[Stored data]
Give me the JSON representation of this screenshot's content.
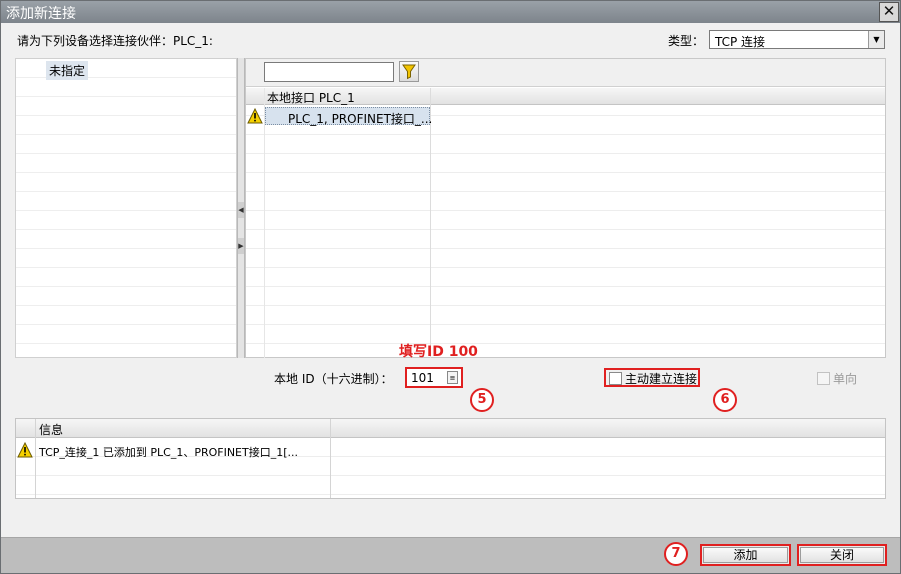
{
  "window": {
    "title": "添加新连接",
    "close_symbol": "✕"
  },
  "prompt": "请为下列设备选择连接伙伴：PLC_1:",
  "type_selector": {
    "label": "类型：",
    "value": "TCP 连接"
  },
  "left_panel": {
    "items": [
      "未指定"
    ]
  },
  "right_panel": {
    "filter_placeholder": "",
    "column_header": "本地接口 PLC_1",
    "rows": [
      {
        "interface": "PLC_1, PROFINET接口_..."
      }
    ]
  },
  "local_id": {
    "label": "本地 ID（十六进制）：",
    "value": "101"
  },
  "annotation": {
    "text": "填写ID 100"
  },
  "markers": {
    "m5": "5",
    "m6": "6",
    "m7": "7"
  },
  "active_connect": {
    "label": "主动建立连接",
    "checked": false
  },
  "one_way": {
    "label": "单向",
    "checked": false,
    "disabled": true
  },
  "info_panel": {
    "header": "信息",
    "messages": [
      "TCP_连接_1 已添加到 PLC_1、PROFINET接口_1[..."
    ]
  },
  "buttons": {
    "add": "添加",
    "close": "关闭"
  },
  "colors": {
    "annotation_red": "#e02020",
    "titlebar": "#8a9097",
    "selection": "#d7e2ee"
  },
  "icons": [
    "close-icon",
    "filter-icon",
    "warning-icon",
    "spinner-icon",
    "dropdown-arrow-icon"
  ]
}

* PROBLEM REQUIREMENTS
Leave out the pictures and reproduce the rest of the listing exactly.

* TASK SOLUTION
Give me the JSON representation of this screenshot's content.
{
  "window": {
    "title": "添加新连接",
    "close_symbol": "✕"
  },
  "prompt": "请为下列设备选择连接伙伴：PLC_1:",
  "type_selector": {
    "label": "类型：",
    "value": "TCP 连接"
  },
  "left_panel": {
    "items": [
      "未指定"
    ]
  },
  "right_panel": {
    "filter_placeholder": "",
    "column_header": "本地接口 PLC_1",
    "rows": [
      {
        "interface": "PLC_1, PROFINET接口_..."
      }
    ]
  },
  "local_id": {
    "label": "本地 ID（十六进制）：",
    "value": "101"
  },
  "annotation": {
    "text": "填写ID 100"
  },
  "markers": {
    "m5": "5",
    "m6": "6",
    "m7": "7"
  },
  "active_connect": {
    "label": "主动建立连接",
    "checked": false
  },
  "one_way": {
    "label": "单向",
    "checked": false,
    "disabled": true
  },
  "info_panel": {
    "header": "信息",
    "messages": [
      "TCP_连接_1 已添加到 PLC_1、PROFINET接口_1[..."
    ]
  },
  "buttons": {
    "add": "添加",
    "close": "关闭"
  },
  "colors": {
    "annotation_red": "#e02020",
    "titlebar": "#8a9097",
    "selection": "#d7e2ee"
  },
  "icons": [
    "close-icon",
    "filter-icon",
    "warning-icon",
    "spinner-icon",
    "dropdown-arrow-icon"
  ]
}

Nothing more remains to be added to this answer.